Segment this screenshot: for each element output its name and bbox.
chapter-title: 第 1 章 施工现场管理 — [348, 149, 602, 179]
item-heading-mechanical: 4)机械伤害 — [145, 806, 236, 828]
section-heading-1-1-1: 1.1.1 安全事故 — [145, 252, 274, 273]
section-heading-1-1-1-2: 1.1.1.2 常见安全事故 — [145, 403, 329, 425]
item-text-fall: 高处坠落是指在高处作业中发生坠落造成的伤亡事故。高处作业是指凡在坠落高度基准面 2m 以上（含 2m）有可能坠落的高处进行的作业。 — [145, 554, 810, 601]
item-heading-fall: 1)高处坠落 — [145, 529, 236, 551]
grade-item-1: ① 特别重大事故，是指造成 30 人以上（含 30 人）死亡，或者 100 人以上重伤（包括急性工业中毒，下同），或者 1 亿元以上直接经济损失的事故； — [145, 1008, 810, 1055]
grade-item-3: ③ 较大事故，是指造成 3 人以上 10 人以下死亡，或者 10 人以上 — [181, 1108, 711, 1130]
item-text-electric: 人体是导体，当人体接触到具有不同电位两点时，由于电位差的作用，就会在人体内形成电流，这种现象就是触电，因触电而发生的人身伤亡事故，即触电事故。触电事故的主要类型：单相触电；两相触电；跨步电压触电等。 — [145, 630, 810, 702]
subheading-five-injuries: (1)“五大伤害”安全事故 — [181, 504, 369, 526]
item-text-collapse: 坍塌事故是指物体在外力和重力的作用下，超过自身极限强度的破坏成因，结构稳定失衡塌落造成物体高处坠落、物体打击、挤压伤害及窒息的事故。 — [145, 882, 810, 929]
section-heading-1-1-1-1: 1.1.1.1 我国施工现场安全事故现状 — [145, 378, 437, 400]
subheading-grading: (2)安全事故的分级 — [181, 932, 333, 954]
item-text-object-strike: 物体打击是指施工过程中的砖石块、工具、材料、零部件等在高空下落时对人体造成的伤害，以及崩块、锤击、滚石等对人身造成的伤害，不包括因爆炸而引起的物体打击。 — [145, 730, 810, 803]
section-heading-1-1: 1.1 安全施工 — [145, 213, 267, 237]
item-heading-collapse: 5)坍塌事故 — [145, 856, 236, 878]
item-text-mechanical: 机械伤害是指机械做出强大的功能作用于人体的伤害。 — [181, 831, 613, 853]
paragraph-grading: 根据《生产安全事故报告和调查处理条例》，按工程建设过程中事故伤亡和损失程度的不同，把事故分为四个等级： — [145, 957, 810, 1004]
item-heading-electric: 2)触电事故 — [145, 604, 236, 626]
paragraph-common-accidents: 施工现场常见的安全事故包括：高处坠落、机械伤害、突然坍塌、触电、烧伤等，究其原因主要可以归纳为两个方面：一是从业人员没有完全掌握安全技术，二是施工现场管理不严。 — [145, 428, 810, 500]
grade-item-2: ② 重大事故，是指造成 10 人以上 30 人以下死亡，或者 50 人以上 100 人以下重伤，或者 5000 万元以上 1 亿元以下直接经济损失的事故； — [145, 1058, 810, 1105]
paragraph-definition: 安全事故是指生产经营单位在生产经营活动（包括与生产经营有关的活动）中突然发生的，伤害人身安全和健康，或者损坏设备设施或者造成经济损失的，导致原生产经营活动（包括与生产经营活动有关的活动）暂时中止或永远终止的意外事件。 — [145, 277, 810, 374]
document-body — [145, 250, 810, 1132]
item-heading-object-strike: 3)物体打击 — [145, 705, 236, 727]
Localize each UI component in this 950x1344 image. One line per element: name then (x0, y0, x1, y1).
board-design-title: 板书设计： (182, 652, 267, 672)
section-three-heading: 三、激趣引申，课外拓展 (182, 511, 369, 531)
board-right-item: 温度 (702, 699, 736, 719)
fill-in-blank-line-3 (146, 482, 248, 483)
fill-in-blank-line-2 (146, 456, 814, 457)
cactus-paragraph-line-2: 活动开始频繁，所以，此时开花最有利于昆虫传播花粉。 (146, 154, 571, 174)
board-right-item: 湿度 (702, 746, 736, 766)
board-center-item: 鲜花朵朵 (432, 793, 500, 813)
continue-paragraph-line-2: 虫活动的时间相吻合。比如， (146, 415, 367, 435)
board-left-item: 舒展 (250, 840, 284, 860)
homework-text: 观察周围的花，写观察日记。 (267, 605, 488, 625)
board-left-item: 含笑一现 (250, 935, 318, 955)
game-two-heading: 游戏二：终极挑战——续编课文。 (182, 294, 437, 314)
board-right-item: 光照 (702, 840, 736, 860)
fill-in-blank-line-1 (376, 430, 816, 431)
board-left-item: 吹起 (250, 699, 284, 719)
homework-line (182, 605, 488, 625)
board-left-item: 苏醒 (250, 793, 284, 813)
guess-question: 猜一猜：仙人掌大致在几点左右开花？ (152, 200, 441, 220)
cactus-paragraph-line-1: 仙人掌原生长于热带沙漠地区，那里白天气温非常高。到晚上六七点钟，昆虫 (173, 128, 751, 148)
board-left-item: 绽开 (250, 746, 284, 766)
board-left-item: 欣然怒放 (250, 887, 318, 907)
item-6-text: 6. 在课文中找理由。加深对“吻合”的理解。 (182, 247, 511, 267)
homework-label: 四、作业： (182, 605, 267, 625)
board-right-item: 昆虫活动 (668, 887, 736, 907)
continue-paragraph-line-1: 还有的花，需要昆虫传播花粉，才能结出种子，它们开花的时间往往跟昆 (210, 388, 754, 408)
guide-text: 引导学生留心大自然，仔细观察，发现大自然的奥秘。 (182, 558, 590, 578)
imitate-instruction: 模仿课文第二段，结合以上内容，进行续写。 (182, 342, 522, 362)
-=-=-
§ **WORK TO COMPLETE**
Reproduce every line of the items above word for word, changing nothing.

§ **COMPLETE OUTPUT**
Segment this screenshot: for each element output its name and bbox.
chapter-title: 第 1 章 施工现场管理 — [348, 149, 602, 179]
item-heading-mechanical: 4)机械伤害 — [145, 806, 236, 828]
section-heading-1-1-1: 1.1.1 安全事故 — [145, 252, 274, 273]
section-heading-1-1-1-2: 1.1.1.2 常见安全事故 — [145, 403, 329, 425]
item-text-fall: 高处坠落是指在高处作业中发生坠落造成的伤亡事故。高处作业是指凡在坠落高度基准面 2m 以上（含 2m）有可能坠落的高处进行的作业。 — [145, 554, 810, 601]
item-heading-fall: 1)高处坠落 — [145, 529, 236, 551]
grade-item-1: ① 特别重大事故，是指造成 30 人以上（含 30 人）死亡，或者 100 人以上重伤（包括急性工业中毒，下同），或者 1 亿元以上直接经济损失的事故； — [145, 1008, 810, 1055]
grade-item-3: ③ 较大事故，是指造成 3 人以上 10 人以下死亡，或者 10 人以上 — [181, 1108, 711, 1130]
item-text-electric: 人体是导体，当人体接触到具有不同电位两点时，由于电位差的作用，就会在人体内形成电流，这种现象就是触电，因触电而发生的人身伤亡事故，即触电事故。触电事故的主要类型：单相触电；两相触电；跨步电压触电等。 — [145, 630, 810, 702]
subheading-five-injuries: (1)“五大伤害”安全事故 — [181, 504, 369, 526]
item-text-collapse: 坍塌事故是指物体在外力和重力的作用下，超过自身极限强度的破坏成因，结构稳定失衡塌落造成物体高处坠落、物体打击、挤压伤害及窒息的事故。 — [145, 882, 810, 929]
section-heading-1-1-1-1: 1.1.1.1 我国施工现场安全事故现状 — [145, 378, 437, 400]
subheading-grading: (2)安全事故的分级 — [181, 932, 333, 954]
item-text-object-strike: 物体打击是指施工过程中的砖石块、工具、材料、零部件等在高空下落时对人体造成的伤害，以及崩块、锤击、滚石等对人身造成的伤害，不包括因爆炸而引起的物体打击。 — [145, 730, 810, 803]
section-heading-1-1: 1.1 安全施工 — [145, 213, 267, 237]
item-heading-collapse: 5)坍塌事故 — [145, 856, 236, 878]
item-text-mechanical: 机械伤害是指机械做出强大的功能作用于人体的伤害。 — [181, 831, 613, 853]
paragraph-grading: 根据《生产安全事故报告和调查处理条例》，按工程建设过程中事故伤亡和损失程度的不同，把事故分为四个等级： — [145, 957, 810, 1004]
item-heading-electric: 2)触电事故 — [145, 604, 236, 626]
paragraph-common-accidents: 施工现场常见的安全事故包括：高处坠落、机械伤害、突然坍塌、触电、烧伤等，究其原因主要可以归纳为两个方面：一是从业人员没有完全掌握安全技术，二是施工现场管理不严。 — [145, 428, 810, 500]
grade-item-2: ② 重大事故，是指造成 10 人以上 30 人以下死亡，或者 50 人以上 100 人以下重伤，或者 5000 万元以上 1 亿元以下直接经济损失的事故； — [145, 1058, 810, 1105]
paragraph-definition: 安全事故是指生产经营单位在生产经营活动（包括与生产经营有关的活动）中突然发生的，伤害人身安全和健康，或者损坏设备设施或者造成经济损失的，导致原生产经营活动（包括与生产经营活动有关的活动）暂时中止或永远终止的意外事件。 — [145, 277, 810, 374]
document-body — [145, 250, 810, 1132]
item-heading-object-strike: 3)物体打击 — [145, 705, 236, 727]
Localize each UI component in this 950x1344 image. One line per element: name then (x0, y0, x1, y1).
board-design-title: 板书设计： (182, 652, 267, 672)
section-three-heading: 三、激趣引申，课外拓展 (182, 511, 369, 531)
board-right-item: 温度 (702, 699, 736, 719)
fill-in-blank-line-3 (146, 482, 248, 483)
fill-in-blank-line-2 (146, 456, 814, 457)
cactus-paragraph-line-2: 活动开始频繁，所以，此时开花最有利于昆虫传播花粉。 (146, 154, 571, 174)
board-right-item: 湿度 (702, 746, 736, 766)
board-center-item: 鲜花朵朵 (432, 793, 500, 813)
continue-paragraph-line-2: 虫活动的时间相吻合。比如， (146, 415, 367, 435)
board-left-item: 舒展 (250, 840, 284, 860)
homework-text: 观察周围的花，写观察日记。 (267, 605, 488, 625)
board-left-item: 含笑一现 (250, 935, 318, 955)
game-two-heading: 游戏二：终极挑战——续编课文。 (182, 294, 437, 314)
board-right-item: 光照 (702, 840, 736, 860)
fill-in-blank-line-1 (376, 430, 816, 431)
board-left-item: 吹起 (250, 699, 284, 719)
homework-line (182, 605, 488, 625)
board-left-item: 苏醒 (250, 793, 284, 813)
guess-question: 猜一猜：仙人掌大致在几点左右开花？ (152, 200, 441, 220)
cactus-paragraph-line-1: 仙人掌原生长于热带沙漠地区，那里白天气温非常高。到晚上六七点钟，昆虫 (173, 128, 751, 148)
board-left-item: 绽开 (250, 746, 284, 766)
board-left-item: 欣然怒放 (250, 887, 318, 907)
item-6-text: 6. 在课文中找理由。加深对“吻合”的理解。 (182, 247, 511, 267)
homework-label: 四、作业： (182, 605, 267, 625)
board-right-item: 昆虫活动 (668, 887, 736, 907)
continue-paragraph-line-1: 还有的花，需要昆虫传播花粉，才能结出种子，它们开花的时间往往跟昆 (210, 388, 754, 408)
guide-text: 引导学生留心大自然，仔细观察，发现大自然的奥秘。 (182, 558, 590, 578)
imitate-instruction: 模仿课文第二段，结合以上内容，进行续写。 (182, 342, 522, 362)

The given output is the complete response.